**Task statement**: Read the records below. Copy each line where the string "四个能力" occurs.

**Dataset excerpts**:
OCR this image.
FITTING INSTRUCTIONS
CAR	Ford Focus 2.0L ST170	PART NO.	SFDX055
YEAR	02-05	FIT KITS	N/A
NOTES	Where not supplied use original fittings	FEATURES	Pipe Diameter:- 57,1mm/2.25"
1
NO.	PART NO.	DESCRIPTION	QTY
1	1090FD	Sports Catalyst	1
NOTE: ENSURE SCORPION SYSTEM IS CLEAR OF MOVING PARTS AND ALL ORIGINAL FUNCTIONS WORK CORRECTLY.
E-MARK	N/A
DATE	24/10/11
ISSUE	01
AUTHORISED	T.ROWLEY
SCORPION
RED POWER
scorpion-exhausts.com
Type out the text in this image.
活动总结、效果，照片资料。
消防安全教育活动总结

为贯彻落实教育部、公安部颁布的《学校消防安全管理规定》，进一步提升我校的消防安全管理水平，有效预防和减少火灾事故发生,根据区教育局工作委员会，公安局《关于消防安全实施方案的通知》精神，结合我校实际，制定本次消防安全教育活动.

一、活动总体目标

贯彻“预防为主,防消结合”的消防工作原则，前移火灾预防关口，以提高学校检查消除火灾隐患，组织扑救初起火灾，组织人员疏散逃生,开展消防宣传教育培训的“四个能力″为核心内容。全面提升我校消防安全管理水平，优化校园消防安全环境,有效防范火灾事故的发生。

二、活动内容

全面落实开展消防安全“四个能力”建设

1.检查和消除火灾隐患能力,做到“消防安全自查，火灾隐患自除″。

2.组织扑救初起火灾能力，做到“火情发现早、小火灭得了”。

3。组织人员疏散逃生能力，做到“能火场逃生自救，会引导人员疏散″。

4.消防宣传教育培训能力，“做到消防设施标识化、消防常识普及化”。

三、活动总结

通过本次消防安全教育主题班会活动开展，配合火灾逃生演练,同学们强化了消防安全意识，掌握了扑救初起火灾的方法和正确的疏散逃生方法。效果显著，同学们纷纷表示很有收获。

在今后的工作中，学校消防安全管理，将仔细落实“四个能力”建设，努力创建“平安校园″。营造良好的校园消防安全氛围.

**Answer to this exercise**:
贯彻“预防为主,防消结合”的消防工作原则，前移火灾预防关口，以提高学校检查消除火灾隐患，组织扑救初起火灾，组织人员疏散逃生,开展消防宣传教育培训的“四个能力″为核心内容。全面提升我校消防安全管理水平，优化校园消防安全环境,有效防范火灾事故的发生。
全面落实开展消防安全“四个能力”建设
在今后的工作中，学校消防安全管理，将仔细落实“四个能力”建设，努力创建“平安校园″。营造良好的校园消防安全氛围.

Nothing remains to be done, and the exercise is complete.